Supplied data
^^^^^^^^

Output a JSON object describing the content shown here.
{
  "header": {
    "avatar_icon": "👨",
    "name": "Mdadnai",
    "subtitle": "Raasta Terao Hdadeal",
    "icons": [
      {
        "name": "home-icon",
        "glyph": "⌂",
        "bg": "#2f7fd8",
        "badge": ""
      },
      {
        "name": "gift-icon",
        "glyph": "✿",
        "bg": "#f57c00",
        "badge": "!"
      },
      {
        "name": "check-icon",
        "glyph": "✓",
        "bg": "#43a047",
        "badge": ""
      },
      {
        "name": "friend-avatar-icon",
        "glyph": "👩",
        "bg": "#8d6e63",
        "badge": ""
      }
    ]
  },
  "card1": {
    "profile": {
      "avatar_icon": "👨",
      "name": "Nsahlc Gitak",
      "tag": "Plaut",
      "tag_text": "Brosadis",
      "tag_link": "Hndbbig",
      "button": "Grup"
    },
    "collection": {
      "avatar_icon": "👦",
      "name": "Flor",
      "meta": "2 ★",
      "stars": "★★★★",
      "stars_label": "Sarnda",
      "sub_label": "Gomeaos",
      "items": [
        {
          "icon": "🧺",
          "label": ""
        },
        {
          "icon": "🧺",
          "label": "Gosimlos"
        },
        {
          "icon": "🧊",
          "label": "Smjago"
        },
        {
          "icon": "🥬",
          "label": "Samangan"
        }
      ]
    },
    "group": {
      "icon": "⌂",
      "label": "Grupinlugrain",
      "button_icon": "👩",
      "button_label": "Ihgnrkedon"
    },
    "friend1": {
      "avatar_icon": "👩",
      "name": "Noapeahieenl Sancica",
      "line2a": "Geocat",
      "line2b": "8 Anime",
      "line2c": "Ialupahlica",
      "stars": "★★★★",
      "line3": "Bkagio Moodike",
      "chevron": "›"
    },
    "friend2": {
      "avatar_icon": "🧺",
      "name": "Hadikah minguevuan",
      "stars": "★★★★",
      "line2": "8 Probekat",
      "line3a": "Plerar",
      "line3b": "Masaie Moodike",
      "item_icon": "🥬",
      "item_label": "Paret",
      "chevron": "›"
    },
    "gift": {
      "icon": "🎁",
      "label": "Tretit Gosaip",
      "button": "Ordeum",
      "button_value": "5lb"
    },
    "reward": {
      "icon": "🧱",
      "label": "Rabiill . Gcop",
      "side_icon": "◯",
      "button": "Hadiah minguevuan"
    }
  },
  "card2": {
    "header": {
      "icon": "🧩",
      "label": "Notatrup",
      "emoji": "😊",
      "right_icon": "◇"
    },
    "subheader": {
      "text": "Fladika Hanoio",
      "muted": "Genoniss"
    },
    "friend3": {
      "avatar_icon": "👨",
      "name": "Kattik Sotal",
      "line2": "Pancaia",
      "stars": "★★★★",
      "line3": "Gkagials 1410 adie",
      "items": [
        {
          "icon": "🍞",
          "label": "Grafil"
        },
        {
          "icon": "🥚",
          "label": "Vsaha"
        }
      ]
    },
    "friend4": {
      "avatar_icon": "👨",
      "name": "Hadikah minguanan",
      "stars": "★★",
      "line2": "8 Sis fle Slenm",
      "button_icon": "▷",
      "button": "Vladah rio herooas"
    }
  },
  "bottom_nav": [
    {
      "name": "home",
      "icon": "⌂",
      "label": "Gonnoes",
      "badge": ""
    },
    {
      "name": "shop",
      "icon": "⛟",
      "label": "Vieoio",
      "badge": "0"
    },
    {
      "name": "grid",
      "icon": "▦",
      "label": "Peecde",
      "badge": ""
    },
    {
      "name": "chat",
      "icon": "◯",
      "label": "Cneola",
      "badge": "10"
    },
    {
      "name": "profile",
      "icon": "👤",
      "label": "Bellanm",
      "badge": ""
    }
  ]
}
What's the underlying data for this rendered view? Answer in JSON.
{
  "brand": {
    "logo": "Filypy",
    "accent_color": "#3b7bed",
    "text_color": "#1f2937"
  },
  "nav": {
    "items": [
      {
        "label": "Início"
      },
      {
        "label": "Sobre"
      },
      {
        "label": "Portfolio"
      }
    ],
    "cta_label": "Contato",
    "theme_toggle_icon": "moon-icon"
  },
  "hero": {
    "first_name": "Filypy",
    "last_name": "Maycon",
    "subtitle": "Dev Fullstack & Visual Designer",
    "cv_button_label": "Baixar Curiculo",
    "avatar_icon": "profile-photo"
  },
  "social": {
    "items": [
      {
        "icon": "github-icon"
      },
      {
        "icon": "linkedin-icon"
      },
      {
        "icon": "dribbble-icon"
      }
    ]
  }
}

^^^^^^^^

Stated exercise
Reproduce each entry from the records above, character for character.

Solution to this exercise
Output a JSON object describing the content shown here.
{
  "header": {
    "avatar_icon": "👨",
    "name": "Mdadnai",
    "subtitle": "Raasta Terao Hdadeal",
    "icons": [
      {
        "name": "home-icon",
        "glyph": "⌂",
        "bg": "#2f7fd8",
        "badge": ""
      },
      {
        "name": "gift-icon",
        "glyph": "✿",
        "bg": "#f57c00",
        "badge": "!"
      },
      {
        "name": "check-icon",
        "glyph": "✓",
        "bg": "#43a047",
        "badge": ""
      },
      {
        "name": "friend-avatar-icon",
        "glyph": "👩",
        "bg": "#8d6e63",
        "badge": ""
      }
    ]
  },
  "card1": {
    "profile": {
      "avatar_icon": "👨",
      "name": "Nsahlc Gitak",
      "tag": "Plaut",
      "tag_text": "Brosadis",
      "tag_link": "Hndbbig",
      "button": "Grup"
    },
    "collection": {
      "avatar_icon": "👦",
      "name": "Flor",
      "meta": "2 ★",
      "stars": "★★★★",
      "stars_label": "Sarnda",
      "sub_label": "Gomeaos",
      "items": [
        {
          "icon": "🧺",
          "label": ""
        },
        {
          "icon": "🧺",
          "label": "Gosimlos"
        },
        {
          "icon": "🧊",
          "label": "Smjago"
        },
        {
          "icon": "🥬",
          "label": "Samangan"
        }
      ]
    },
    "group": {
      "icon": "⌂",
      "label": "Grupinlugrain",
      "button_icon": "👩",
      "button_label": "Ihgnrkedon"
    },
    "friend1": {
      "avatar_icon": "👩",
      "name": "Noapeahieenl Sancica",
      "line2a": "Geocat",
      "line2b": "8 Anime",
      "line2c": "Ialupahlica",
      "stars": "★★★★",
      "line3": "Bkagio Moodike",
      "chevron": "›"
    },
    "friend2": {
      "avatar_icon": "🧺",
      "name": "Hadikah minguevuan",
      "stars": "★★★★",
      "line2": "8 Probekat",
      "line3a": "Plerar",
      "line3b": "Masaie Moodike",
      "item_icon": "🥬",
      "item_label": "Paret",
      "chevron": "›"
    },
    "gift": {
      "icon": "🎁",
      "label": "Tretit Gosaip",
      "button": "Ordeum",
      "button_value": "5lb"
    },
    "reward": {
      "icon": "🧱",
      "label": "Rabiill . Gcop",
      "side_icon": "◯",
      "button": "Hadiah minguevuan"
    }
  },
  "card2": {
    "header": {
      "icon": "🧩",
      "label": "Notatrup",
      "emoji": "😊",
      "right_icon": "◇"
    },
    "subheader": {
      "text": "Fladika Hanoio",
      "muted": "Genoniss"
    },
    "friend3": {
      "avatar_icon": "👨",
      "name": "Kattik Sotal",
      "line2": "Pancaia",
      "stars": "★★★★",
      "line3": "Gkagials 1410 adie",
      "items": [
        {
          "icon": "🍞",
          "label": "Grafil"
        },
        {
          "icon": "🥚",
          "label": "Vsaha"
        }
      ]
    },
    "friend4": {
      "avatar_icon": "👨",
      "name": "Hadikah minguanan",
      "stars": "★★",
      "line2": "8 Sis fle Slenm",
      "button_icon": "▷",
      "button": "Vladah rio herooas"
    }
  },
  "bottom_nav": [
    {
      "name": "home",
      "icon": "⌂",
      "label": "Gonnoes",
      "badge": ""
    },
    {
      "name": "shop",
      "icon": "⛟",
      "label": "Vieoio",
      "badge": "0"
    },
    {
      "name": "grid",
      "icon": "▦",
      "label": "Peecde",
      "badge": ""
    },
    {
      "name": "chat",
      "icon": "◯",
      "label": "Cneola",
      "badge": "10"
    },
    {
      "name": "profile",
      "icon": "👤",
      "label": "Bellanm",
      "badge": ""
    }
  ]
}
What's the underlying data for this rendered view? Answer in JSON.
{
  "brand": {
    "logo": "Filypy",
    "accent_color": "#3b7bed",
    "text_color": "#1f2937"
  },
  "nav": {
    "items": [
      {
        "label": "Início"
      },
      {
        "label": "Sobre"
      },
      {
        "label": "Portfolio"
      }
    ],
    "cta_label": "Contato",
    "theme_toggle_icon": "moon-icon"
  },
  "hero": {
    "first_name": "Filypy",
    "last_name": "Maycon",
    "subtitle": "Dev Fullstack & Visual Designer",
    "cv_button_label": "Baixar Curiculo",
    "avatar_icon": "profile-photo"
  },
  "social": {
    "items": [
      {
        "icon": "github-icon"
      },
      {
        "icon": "linkedin-icon"
      },
      {
        "icon": "dribbble-icon"
      }
    ]
  }
}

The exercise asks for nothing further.